Input for this task:
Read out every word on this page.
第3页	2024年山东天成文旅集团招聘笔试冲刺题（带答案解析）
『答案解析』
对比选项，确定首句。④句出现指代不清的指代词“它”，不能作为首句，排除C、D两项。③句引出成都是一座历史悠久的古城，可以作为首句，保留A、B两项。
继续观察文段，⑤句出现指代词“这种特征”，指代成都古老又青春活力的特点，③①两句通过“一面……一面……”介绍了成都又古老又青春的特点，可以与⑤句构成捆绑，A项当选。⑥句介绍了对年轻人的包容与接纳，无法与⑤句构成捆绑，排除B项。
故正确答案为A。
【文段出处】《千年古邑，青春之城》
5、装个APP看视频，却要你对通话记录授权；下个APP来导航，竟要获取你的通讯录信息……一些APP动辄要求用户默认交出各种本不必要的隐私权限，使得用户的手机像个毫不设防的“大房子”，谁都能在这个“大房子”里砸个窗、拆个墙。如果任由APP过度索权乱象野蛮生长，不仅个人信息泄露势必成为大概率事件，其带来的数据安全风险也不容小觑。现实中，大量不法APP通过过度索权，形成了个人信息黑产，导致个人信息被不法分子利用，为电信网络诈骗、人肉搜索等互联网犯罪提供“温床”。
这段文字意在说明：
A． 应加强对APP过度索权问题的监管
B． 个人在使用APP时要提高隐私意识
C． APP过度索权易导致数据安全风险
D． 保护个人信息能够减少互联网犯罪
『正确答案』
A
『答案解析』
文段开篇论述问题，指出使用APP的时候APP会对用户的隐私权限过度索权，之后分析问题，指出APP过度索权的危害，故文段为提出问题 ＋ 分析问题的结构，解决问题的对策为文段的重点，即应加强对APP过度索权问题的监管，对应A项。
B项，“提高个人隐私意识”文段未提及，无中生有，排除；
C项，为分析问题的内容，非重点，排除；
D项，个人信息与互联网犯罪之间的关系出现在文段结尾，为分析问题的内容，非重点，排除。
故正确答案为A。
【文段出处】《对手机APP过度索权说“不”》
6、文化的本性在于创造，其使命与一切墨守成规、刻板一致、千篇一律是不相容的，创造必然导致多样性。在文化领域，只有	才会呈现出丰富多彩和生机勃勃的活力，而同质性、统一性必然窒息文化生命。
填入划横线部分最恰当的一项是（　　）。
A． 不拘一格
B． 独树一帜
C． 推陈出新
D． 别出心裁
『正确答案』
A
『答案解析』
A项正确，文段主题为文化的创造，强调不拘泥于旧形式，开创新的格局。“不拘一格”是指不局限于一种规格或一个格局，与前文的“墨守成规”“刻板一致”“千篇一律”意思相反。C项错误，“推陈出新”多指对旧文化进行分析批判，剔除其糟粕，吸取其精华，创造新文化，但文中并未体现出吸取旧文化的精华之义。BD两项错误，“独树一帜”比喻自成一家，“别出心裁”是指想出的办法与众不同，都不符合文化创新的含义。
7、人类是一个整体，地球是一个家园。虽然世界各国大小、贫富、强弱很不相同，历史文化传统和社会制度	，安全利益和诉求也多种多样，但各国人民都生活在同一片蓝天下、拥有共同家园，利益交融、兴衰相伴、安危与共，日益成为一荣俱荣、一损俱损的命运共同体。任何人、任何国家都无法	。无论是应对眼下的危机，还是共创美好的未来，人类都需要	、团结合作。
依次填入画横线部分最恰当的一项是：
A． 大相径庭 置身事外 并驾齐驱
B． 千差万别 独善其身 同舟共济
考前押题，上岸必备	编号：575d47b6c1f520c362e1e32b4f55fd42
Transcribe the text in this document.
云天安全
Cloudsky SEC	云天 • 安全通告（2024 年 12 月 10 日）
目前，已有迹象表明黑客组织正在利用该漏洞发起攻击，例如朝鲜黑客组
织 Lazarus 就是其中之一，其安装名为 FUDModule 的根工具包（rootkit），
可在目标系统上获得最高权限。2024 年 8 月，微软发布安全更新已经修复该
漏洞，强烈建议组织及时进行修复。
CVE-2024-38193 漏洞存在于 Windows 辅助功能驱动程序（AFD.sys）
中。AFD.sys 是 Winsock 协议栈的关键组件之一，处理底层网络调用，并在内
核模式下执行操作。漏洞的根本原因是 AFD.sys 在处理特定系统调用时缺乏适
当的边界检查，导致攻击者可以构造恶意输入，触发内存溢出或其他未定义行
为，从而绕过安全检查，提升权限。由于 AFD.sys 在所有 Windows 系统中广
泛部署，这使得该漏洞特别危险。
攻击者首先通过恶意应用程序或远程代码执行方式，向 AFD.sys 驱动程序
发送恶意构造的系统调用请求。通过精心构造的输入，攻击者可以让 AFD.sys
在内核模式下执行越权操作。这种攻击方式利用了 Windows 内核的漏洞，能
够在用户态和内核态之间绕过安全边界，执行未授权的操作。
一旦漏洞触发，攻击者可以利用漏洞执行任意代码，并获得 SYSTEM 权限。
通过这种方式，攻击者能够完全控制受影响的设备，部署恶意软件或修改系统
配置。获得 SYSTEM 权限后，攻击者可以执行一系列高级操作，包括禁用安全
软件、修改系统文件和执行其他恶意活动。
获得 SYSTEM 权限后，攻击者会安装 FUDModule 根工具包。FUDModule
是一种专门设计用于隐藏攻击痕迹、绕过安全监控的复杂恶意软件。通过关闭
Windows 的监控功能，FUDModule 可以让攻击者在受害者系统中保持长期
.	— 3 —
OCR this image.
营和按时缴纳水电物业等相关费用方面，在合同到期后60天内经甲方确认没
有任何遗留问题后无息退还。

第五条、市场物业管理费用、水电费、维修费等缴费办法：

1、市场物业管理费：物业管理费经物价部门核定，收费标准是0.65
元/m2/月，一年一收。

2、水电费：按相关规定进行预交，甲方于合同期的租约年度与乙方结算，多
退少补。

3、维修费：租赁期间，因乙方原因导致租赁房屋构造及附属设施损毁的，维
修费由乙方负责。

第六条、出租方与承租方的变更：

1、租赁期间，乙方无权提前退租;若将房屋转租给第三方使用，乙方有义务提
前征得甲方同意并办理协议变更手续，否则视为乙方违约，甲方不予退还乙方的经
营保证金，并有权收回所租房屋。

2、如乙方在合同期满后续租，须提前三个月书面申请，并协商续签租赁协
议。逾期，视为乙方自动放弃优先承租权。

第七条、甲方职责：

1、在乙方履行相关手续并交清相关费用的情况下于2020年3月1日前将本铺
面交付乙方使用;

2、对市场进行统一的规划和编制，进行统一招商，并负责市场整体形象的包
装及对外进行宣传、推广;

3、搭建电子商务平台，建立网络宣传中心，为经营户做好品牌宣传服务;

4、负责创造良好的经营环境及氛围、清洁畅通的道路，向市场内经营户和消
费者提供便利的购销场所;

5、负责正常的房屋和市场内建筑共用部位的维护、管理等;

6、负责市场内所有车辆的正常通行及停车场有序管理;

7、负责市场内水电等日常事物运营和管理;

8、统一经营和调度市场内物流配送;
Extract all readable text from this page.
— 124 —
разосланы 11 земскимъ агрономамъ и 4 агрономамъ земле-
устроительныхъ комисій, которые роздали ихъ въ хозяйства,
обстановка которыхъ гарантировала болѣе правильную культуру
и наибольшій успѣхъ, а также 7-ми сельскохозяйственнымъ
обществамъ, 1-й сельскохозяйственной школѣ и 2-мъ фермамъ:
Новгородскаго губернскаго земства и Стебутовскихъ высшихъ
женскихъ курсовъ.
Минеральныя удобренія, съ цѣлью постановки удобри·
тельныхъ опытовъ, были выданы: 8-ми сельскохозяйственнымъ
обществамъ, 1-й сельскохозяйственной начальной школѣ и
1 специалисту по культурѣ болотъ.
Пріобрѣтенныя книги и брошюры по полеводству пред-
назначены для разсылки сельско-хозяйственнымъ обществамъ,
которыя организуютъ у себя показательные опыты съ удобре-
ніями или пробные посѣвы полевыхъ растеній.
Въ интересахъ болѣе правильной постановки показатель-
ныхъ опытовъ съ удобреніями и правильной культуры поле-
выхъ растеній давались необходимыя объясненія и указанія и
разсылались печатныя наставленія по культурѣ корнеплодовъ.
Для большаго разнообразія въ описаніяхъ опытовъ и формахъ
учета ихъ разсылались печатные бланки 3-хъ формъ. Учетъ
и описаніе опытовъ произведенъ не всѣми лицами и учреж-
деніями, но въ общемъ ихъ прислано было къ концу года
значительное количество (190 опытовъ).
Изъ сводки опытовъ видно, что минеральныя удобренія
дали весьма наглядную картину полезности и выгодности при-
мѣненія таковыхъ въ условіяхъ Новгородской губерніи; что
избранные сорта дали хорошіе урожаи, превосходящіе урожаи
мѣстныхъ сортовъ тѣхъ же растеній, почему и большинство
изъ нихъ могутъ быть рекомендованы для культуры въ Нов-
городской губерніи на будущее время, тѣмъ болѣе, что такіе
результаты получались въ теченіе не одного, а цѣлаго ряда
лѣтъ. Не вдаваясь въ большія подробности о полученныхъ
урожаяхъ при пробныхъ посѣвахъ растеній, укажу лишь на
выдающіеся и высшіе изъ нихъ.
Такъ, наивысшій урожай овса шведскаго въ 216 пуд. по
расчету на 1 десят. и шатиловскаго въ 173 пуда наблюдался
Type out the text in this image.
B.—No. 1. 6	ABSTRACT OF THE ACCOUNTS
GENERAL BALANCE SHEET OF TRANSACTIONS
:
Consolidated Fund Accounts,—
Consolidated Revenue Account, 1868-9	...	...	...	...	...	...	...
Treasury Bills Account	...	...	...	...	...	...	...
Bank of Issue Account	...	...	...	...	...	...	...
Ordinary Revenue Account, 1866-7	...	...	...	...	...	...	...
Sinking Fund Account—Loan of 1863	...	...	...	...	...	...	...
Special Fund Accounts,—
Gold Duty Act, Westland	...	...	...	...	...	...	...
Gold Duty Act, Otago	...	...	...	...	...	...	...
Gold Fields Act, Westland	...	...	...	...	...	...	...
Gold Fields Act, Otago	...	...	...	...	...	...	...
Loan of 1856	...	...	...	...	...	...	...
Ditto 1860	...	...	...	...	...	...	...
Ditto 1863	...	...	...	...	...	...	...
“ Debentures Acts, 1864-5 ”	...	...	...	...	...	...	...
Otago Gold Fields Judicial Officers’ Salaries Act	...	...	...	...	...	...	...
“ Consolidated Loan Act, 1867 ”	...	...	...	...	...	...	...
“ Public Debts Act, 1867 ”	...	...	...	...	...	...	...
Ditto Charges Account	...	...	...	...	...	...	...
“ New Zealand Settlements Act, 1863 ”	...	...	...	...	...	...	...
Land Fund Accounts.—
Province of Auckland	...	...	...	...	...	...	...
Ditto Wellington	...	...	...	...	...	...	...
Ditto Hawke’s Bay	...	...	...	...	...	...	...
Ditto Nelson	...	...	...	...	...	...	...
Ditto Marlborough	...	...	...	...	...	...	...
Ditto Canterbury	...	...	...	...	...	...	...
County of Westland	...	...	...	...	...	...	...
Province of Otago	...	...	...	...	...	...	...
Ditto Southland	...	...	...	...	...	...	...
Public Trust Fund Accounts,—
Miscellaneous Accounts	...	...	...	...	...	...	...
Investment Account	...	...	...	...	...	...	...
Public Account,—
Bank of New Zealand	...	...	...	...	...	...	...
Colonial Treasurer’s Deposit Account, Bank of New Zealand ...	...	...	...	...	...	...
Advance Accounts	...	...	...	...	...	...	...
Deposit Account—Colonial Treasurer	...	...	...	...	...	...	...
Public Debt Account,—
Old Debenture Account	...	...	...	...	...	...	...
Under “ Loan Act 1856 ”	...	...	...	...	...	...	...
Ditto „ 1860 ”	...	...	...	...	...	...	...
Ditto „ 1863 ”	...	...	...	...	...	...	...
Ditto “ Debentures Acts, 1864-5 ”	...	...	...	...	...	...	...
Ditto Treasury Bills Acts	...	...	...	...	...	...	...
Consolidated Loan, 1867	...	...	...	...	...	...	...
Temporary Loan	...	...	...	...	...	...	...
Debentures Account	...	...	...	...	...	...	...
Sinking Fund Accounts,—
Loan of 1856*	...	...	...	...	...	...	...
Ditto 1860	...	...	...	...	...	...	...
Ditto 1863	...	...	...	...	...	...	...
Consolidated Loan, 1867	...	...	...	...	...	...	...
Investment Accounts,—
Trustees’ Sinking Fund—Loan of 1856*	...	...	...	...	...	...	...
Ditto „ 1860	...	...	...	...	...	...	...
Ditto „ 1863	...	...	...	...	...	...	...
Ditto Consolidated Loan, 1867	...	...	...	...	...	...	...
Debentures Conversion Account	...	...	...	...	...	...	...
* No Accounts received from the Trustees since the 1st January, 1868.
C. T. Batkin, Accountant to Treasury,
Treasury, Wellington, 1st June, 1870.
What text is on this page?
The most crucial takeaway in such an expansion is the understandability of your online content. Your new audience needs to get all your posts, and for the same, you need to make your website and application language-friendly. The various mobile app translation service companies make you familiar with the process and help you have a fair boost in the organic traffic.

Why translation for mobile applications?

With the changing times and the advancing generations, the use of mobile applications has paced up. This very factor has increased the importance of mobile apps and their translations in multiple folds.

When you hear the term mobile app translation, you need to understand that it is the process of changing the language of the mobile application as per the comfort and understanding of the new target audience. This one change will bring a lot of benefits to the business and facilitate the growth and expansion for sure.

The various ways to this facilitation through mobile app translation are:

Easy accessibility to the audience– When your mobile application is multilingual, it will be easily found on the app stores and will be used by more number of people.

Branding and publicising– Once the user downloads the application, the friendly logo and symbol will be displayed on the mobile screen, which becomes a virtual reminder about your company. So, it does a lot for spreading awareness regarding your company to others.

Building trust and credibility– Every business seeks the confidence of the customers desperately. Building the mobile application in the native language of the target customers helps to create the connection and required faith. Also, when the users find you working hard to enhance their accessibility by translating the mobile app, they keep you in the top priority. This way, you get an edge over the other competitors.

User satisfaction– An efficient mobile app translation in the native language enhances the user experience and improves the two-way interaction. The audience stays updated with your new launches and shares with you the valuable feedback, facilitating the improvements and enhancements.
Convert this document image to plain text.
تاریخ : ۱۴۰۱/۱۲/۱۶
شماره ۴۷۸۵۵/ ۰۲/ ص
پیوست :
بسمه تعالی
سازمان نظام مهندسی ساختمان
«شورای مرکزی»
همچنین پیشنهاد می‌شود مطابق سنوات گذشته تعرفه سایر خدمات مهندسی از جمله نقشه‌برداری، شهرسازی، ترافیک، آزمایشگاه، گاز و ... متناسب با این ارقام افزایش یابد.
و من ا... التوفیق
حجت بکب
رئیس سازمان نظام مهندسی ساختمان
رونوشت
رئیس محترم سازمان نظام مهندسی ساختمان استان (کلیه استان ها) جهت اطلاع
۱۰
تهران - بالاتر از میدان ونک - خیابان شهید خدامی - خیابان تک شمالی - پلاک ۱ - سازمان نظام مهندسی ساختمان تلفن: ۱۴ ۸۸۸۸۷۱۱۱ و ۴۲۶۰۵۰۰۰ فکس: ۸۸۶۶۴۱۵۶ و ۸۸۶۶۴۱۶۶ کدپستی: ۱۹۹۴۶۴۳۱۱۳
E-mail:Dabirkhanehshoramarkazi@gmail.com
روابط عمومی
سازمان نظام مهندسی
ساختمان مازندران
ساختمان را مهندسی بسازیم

Objective:
Supply the count of lines in the entries that contain the word "Zealand", and nothing besides.

The answer:
3